## Given exercise
Check each line of the data for "dressing" and select those that have it.

## Records to process
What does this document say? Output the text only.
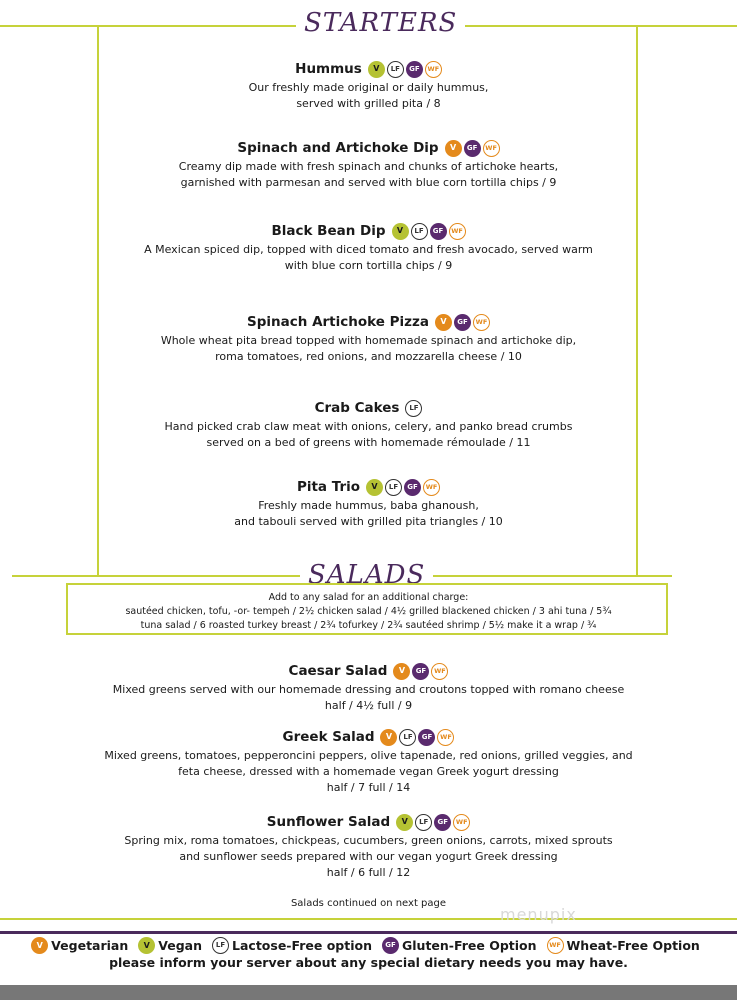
STARTERS
Hummus	V	LF	GF	WF
Our freshly made original or daily hummus,
served with grilled pita / 8
Spinach and Artichoke Dip	V	GF	WF
Creamy dip made with fresh spinach and chunks of artichoke hearts,
garnished with parmesan and served with blue corn tortilla chips / 9
Black Bean Dip	V	LF	GF	WF
A Mexican spiced dip, topped with diced tomato and fresh avocado, served warm
with blue corn tortilla chips / 9
Spinach Artichoke Pizza	V	GF	WF
Whole wheat pita bread topped with homemade spinach and artichoke dip,
roma tomatoes, red onions, and mozzarella cheese / 10
Crab Cakes	LF
Hand picked crab claw meat with onions, celery, and panko bread crumbs
served on a bed of greens with homemade rémoulade / 11
Pita Trio	V	LF	GF	WF
Freshly made hummus, baba ghanoush,
and tabouli served with grilled pita triangles / 10
SALADS
Add to any salad for an additional charge:
sautéed chicken, tofu, -or- tempeh / 2½ chicken salad / 4½ grilled blackened chicken / 3 ahi tuna / 5¾
tuna salad / 6 roasted turkey breast / 2¾ tofurkey / 2¾ sautéed shrimp / 5½ make it a wrap / ¾
Caesar Salad	V	GF	WF
Mixed greens served with our homemade dressing and croutons topped with romano cheese
half / 4½ full / 9
Greek Salad	V	LF	GF	WF
Mixed greens, tomatoes, pepperoncini peppers, olive tapenade, red onions, grilled veggies, and
feta cheese, dressed with a homemade vegan Greek yogurt dressing
half / 7 full / 14
Sunflower Salad	V	LF	GF	WF
Spring mix, roma tomatoes, chickpeas, cucumbers, green onions, carrots, mixed sprouts
and sunflower seeds prepared with our vegan yogurt Greek dressing
half / 6 full / 12
Salads continued on next page
menupix
V Vegetarian	V Vegan	LF Lactose-Free option	GF Gluten-Free Option	WF Wheat-Free Option
please inform your server about any special dietary needs you may have.
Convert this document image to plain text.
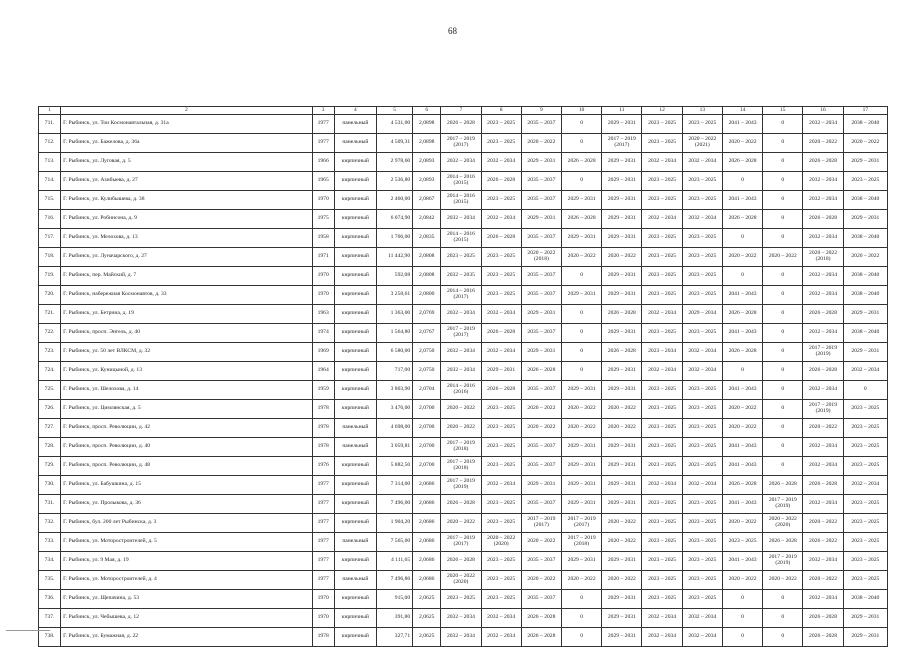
68
1	2	3	4	5	6	7	8	9	10	11	12	13	14	15	16	17
711.	Г. Рыбинск, ул. Тои Космонавтальная, д. 31а	1977	панельный	4 531,00	2,0898	2026 – 2028	2023 – 2025	2035 – 2037	0	2029 – 2031	2023 – 2025	2023 – 2025	2041 – 2043	0	2032 – 2034	2038 – 2040
712.	Г. Рыбинск, ул. Бажелова, д. 36а	1977	панельный	4 509,31	2,0898	2017 – 2019 (2017)	2023 – 2025	2020 – 2022	0	2017 – 2019 (2017)	2023 – 2025	2020 – 2022 (2021)	2020 – 2022	0	2020 – 2022	2020 – 2022
713.	Г. Рыбинск, ул. Луговая, д. 5	1966	кирпичный	2 978,60	2,0893	2032 – 2034	2032 – 2034	2029 – 2031	2026 – 2028	2029 – 2031	2032 – 2034	2032 – 2034	2026 – 2028	0	2026 – 2028	2029 – 2031
714.	Г. Рыбинск, ул. Азибыева, д. 27	1965	кирпичный	2 536,80	2,0893	2014 – 2016 (2015)	2026 – 2028	2035 – 2037	0	2029 – 2031	2023 – 2025	2023 – 2025	0	0	2032 – 2034	2023 – 2025
715.	Г. Рыбинск, ул. Кулибышева, д. 38	1970	кирпичный	2 460,00	2,0867	2014 – 2016 (2015)	2023 – 2025	2035 – 2037	2029 – 2031	2029 – 2031	2023 – 2025	2023 – 2025	2041 – 2043	0	2032 – 2034	2038 – 2040
716.	Г. Рыбинск, ул. Робинсона, д. 9	1975	кирпичный	6 074,90	2,0842	2032 – 2034	2032 – 2034	2029 – 2031	2026 – 2028	2029 – 2031	2032 – 2034	2032 – 2034	2026 – 2028	0	2026 – 2028	2029 – 2031
717.	Г. Рыбинск, ул. Мелохова, д. 13	1958	кирпичный	1 706,00	2,0835	2014 – 2016 (2015)	2026 – 2028	2035 – 2037	2029 – 2031	2029 – 2031	2023 – 2025	2023 – 2025	0	0	2032 – 2034	2038 – 2040
718.	Г. Рыбинск, ул. Луначарского, д. 27	1971	кирпичный	11 442,90	2,0808	2023 – 2025	2023 – 2025	2020 – 2022 (2018)	2020 – 2022	2020 – 2022	2023 – 2025	2023 – 2025	2020 – 2022	2020 – 2022	2020 – 2022 (2018)	2020 – 2022
719.	Г. Рыбинск, пер. Майский, д. 7	1970	кирпичный	592,08	2,0808	2032 – 2035	2023 – 2025	2035 – 2037	0	2029 – 2031	2023 – 2025	2023 – 2025	0	0	2032 – 2034	2038 – 2040
720.	Г. Рыбинск, набережная Космонавтов, д. 33	1970	кирпичный	3 258,61	2,0800	2014 – 2016 (2017)	2023 – 2025	2035 – 2037	2029 – 2031	2029 – 2031	2023 – 2025	2023 – 2025	2041 – 2043	0	2032 – 2034	2038 – 2040
721.	Г. Рыбинск, ул. Бетрина, д. 19	1963	кирпичный	1 363,00	2,0769	2032 – 2034	2032 – 2034	2029 – 2031	0	2026 – 2028	2032 – 2034	2029 – 2034	2026 – 2028	0	2026 – 2028	2029 – 2031
722.	Г. Рыбинск, просп. Энгель, д. 40	1974	кирпичный	1 564,80	2,0767	2017 – 2019 (2017)	2026 – 2028	2035 – 2037	0	2029 – 2031	2023 – 2025	2023 – 2025	2041 – 2043	0	2032 – 2034	2038 – 2040
723.	Г. Рыбинск, ул. 50 лет ВЛКСМ, д. 32	1969	кирпичный	6 580,00	2,0750	2032 – 2034	2032 – 2034	2029 – 2031	0	2026 – 2028	2023 – 2034	2032 – 2034	2026 – 2028	0	2017 – 2019 (2019)	2029 – 2031
724.	Г. Рыбинск, ул. Куницыной, д. 13	1964	кирпичный	717,00	2,0750	2032 – 2034	2029 – 2031	2026 – 2028	0	2029 – 2031	2032 – 2034	2032 – 2034	0	0	2026 – 2028	2032 – 2034
725.	Г. Рыбинск, ул. Шелохова, д. 14	1959	кирпичный	3 803,90	2,0704	2014 – 2016 (2016)	2026 – 2028	2035 – 2037	2029 – 2031	2029 – 2031	2023 – 2025	2023 – 2025	2041 – 2043	0	2032 – 2034	0
726.	Г. Рыбинск, ул. Цимлянская, д. 5	1978	кирпичный	3 476,00	2,0700	2020 – 2022	2023 – 2025	2020 – 2022	2020 – 2022	2020 – 2022	2023 – 2025	2023 – 2025	2020 – 2022	0	2017 – 2019 (2019)	2023 – 2025
727.	Г. Рыбинск, просп. Революции, д. 42	1978	панельный	4 698,00	2,0700	2020 – 2022	2023 – 2025	2020 – 2022	2020 – 2022	2020 – 2022	2023 – 2025	2023 – 2025	2020 – 2022	0	2020 – 2022	2023 – 2025
728.	Г. Рыбинск, просп. Революции, д. 40	1978	панельный	3 059,81	2,0700	2017 – 2019 (2018)	2023 – 2025	2035 – 2037	2029 – 2031	2029 – 2031	2023 – 2025	2023 – 2025	2041 – 2043	0	2032 – 2034	2023 – 2025
729.	Г. Рыбинск, просп. Революции, д. 48	1976	кирпичный	5 882,50	2,0700	2017 – 2019 (2018)	2023 – 2025	2035 – 2037	2029 – 2031	2029 – 2031	2023 – 2025	2023 – 2025	2041 – 2043	0	2032 – 2034	2023 – 2025
730.	Г. Рыбинск, ул. Бабушкина, д. 15	1977	кирпичный	7 314,00	2,0686	2017 – 2019 (2019)	2032 – 2034	2029 – 2031	2029 – 2031	2029 – 2031	2032 – 2034	2032 – 2034	2026 – 2028	2026 – 2028	2026 – 2028	2032 – 2034
731.	Г. Рыбинск, ул. Пролыкова, д. 36	1977	кирпичный	7 496,00	2,0686	2026 – 2028	2023 – 2025	2035 – 2037	2029 – 2031	2029 – 2031	2023 – 2025	2023 – 2025	2041 – 2043	2017 – 2019 (2019)	2032 – 2034	2023 – 2025
732.	Г. Рыбинск, бул. 200 лет Рыбинска, д. 3	1977	кирпичный	1 904,20	2,0686	2020 – 2022	2023 – 2025	2017 – 2019 (2017)	2017 – 2019 (2017)	2020 – 2022	2023 – 2025	2023 – 2025	2020 – 2022	2020 – 2022 (2020)	2020 – 2022	2023 – 2025
733.	Г. Рыбинск, ул. Моторостроителей, д. 5	1977	панельный	7 565,00	2,0686	2017 – 2019 (2017)	2020 – 2022 (2020)	2020 – 2022	2017 – 2019 (2018)	2020 – 2022	2023 – 2025	2023 – 2025	2023 – 2025	2026 – 2028	2026 – 2022	2023 – 2025
734.	Г. Рыбинск, ул. 9 Мая, д. 19	1977	кирпичный	4 111,65	2,0686	2026 – 2028	2023 – 2025	2035 – 2037	2029 – 2031	2029 – 2031	2023 – 2025	2023 – 2025	2041 – 2043	2017 – 2019 (2019)	2032 – 2034	2023 – 2025
735.	Г. Рыбинск, ул. Моторостроителей, д. 4	1977	панельный	7 496,86	2,0686	2020 – 2022 (2020)	2023 – 2025	2020 – 2022	2020 – 2022	2020 – 2022	2023 – 2025	2023 – 2025	2020 – 2022	2020 – 2022	2020 – 2022	2023 – 2025
736.	Г. Рыбинск, ул. Щепачина, д. 53	1970	кирпичный	915,00	2,0625	2023 – 2025	2023 – 2025	2035 – 2037	0	2029 – 2031	2023 – 2025	2023 – 2025	0	0	2032 – 2034	2038 – 2040
737.	Г. Рыбинск, ул. Чебышева, д. 12	1970	кирпичный	391,80	2,0625	2032 – 2034	2032 – 2034	2026 – 2028	0	2029 – 2031	2032 – 2034	2032 – 2034	0	0	2026 – 2028	2029 – 2031
738.	Г. Рыбинск, ул. Бумажная, д. 22	1978	кирпичный	327,71	2,0625	2032 – 2034	2032 – 2034	2026 – 2028	0	2029 – 2031	2032 – 2034	2032 – 2034	0	0	2026 – 2028	2029 – 2031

## Reply
Mixed greens served with our homemade dressing and croutons topped with romano cheese
feta cheese, dressed with a homemade vegan Greek yogurt dressing
and sunflower seeds prepared with our vegan yogurt Greek dressing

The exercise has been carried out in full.